▶ [YOUR TASK] Reproduce all lines of the listing below in which the word "level" occurs.

▶ [EXCERPTED RECORDS]

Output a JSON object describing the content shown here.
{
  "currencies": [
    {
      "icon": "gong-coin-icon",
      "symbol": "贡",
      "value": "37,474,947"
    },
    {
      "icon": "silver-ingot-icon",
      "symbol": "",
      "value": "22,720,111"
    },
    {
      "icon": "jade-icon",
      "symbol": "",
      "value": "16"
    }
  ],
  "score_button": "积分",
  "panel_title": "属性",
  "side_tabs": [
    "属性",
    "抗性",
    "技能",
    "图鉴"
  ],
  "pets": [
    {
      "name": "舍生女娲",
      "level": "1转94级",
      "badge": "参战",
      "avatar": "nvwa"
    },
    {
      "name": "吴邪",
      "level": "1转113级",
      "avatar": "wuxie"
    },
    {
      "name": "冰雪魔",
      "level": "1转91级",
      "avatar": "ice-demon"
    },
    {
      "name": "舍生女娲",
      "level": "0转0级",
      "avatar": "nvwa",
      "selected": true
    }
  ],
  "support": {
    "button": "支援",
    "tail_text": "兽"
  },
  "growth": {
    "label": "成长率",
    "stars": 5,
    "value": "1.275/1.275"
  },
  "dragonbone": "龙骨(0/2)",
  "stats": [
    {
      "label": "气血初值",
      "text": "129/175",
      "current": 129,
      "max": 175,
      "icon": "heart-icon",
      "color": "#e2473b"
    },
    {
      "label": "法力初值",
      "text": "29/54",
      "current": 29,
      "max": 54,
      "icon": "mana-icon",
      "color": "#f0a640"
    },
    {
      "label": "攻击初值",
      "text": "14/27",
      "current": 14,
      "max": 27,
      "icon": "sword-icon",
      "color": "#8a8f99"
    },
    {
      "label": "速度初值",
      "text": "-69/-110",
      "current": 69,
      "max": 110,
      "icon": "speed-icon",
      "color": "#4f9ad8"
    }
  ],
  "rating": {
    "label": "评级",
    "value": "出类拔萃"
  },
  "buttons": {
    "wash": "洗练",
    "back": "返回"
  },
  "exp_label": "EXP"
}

▶ [FINISHED TASK]
      "level": "1转94级",
      "level": "1转113级",
      "level": "1转91级",
      "level": "0转0级",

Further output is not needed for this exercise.